## BEGIN RECORDS SUPPLIED

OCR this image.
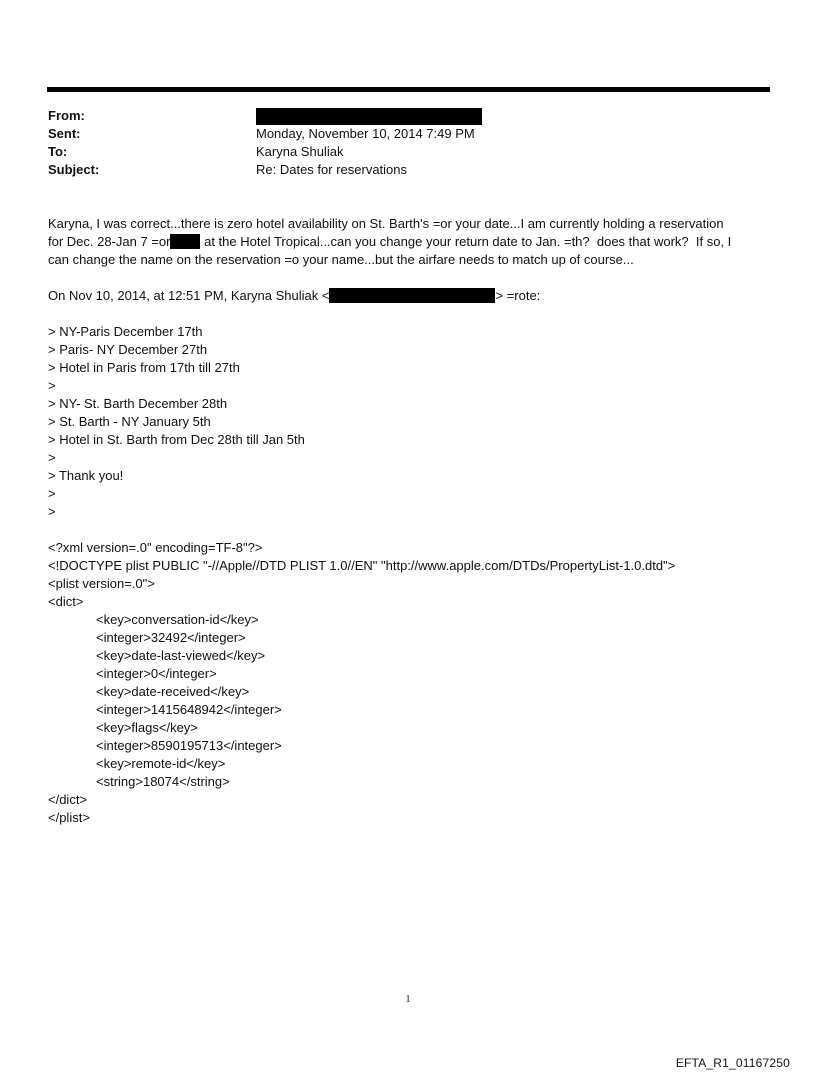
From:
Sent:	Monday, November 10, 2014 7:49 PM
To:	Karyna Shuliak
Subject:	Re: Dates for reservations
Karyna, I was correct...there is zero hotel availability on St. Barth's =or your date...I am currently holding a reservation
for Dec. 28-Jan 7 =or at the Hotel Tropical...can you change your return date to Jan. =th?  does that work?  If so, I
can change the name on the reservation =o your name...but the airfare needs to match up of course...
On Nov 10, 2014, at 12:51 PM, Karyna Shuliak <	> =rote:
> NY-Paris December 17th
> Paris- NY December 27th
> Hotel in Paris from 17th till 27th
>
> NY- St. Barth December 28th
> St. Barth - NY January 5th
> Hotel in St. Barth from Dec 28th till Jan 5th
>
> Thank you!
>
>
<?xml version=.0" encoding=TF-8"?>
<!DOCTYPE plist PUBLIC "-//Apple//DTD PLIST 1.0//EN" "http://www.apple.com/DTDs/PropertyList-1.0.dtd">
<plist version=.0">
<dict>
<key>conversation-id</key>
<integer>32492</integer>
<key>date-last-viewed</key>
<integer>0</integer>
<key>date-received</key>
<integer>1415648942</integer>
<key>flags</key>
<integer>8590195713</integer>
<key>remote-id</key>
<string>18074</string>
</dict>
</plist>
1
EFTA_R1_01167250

## END RECORDS SUPPLIED

**EXERCISE DETAILS**
Gather up every line in the data above that contains the word "Paris", copying each one.

**REPLY**
> NY-Paris December 17th
> Paris- NY December 27th
> Hotel in Paris from 17th till 27th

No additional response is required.